▶ **Written problem**
Please print the full listing exactly.

(Saved data entries)
%%

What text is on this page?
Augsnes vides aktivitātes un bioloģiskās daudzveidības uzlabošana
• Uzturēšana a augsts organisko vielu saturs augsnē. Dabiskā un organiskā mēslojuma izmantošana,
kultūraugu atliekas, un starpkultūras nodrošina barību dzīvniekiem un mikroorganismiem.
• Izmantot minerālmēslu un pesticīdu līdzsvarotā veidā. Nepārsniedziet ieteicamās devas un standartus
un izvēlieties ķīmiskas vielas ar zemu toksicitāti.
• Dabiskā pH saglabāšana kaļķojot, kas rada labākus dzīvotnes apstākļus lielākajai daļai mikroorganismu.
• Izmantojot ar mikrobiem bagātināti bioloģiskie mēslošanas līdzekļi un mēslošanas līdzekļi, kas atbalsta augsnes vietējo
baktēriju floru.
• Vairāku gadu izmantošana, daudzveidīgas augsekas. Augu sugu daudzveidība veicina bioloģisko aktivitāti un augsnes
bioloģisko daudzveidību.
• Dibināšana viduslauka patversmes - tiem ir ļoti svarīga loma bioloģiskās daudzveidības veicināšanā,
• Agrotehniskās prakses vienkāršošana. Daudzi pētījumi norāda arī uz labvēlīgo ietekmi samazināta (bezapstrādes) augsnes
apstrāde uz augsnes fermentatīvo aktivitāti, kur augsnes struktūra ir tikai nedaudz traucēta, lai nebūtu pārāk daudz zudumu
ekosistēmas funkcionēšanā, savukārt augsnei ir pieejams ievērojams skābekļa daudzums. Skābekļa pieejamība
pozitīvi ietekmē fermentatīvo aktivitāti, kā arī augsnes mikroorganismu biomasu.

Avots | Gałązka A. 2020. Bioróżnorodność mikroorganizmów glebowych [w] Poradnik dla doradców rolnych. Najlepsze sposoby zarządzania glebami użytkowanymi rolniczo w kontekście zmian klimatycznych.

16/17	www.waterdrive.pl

%%

▶ **Written response**
What text is on this page?
Augsnes vides aktivitātes un bioloģiskās daudzveidības uzlabošana
• Uzturēšana a augsts organisko vielu saturs augsnē. Dabiskā un organiskā mēslojuma izmantošana,
kultūraugu atliekas, un starpkultūras nodrošina barību dzīvniekiem un mikroorganismiem.
• Izmantot minerālmēslu un pesticīdu līdzsvarotā veidā. Nepārsniedziet ieteicamās devas un standartus
un izvēlieties ķīmiskas vielas ar zemu toksicitāti.
• Dabiskā pH saglabāšana kaļķojot, kas rada labākus dzīvotnes apstākļus lielākajai daļai mikroorganismu.
• Izmantojot ar mikrobiem bagātināti bioloģiskie mēslošanas līdzekļi un mēslošanas līdzekļi, kas atbalsta augsnes vietējo
baktēriju floru.
• Vairāku gadu izmantošana, daudzveidīgas augsekas. Augu sugu daudzveidība veicina bioloģisko aktivitāti un augsnes
bioloģisko daudzveidību.
• Dibināšana viduslauka patversmes - tiem ir ļoti svarīga loma bioloģiskās daudzveidības veicināšanā,
• Agrotehniskās prakses vienkāršošana. Daudzi pētījumi norāda arī uz labvēlīgo ietekmi samazināta (bezapstrādes) augsnes
apstrāde uz augsnes fermentatīvo aktivitāti, kur augsnes struktūra ir tikai nedaudz traucēta, lai nebūtu pārāk daudz zudumu
ekosistēmas funkcionēšanā, savukārt augsnei ir pieejams ievērojams skābekļa daudzums. Skābekļa pieejamība
pozitīvi ietekmē fermentatīvo aktivitāti, kā arī augsnes mikroorganismu biomasu.

Avots | Gałązka A. 2020. Bioróżnorodność mikroorganizmów glebowych [w] Poradnik dla doradców rolnych. Najlepsze sposoby zarządzania glebami użytkowanymi rolniczo w kontekście zmian klimatycznych.

16/17	www.waterdrive.pl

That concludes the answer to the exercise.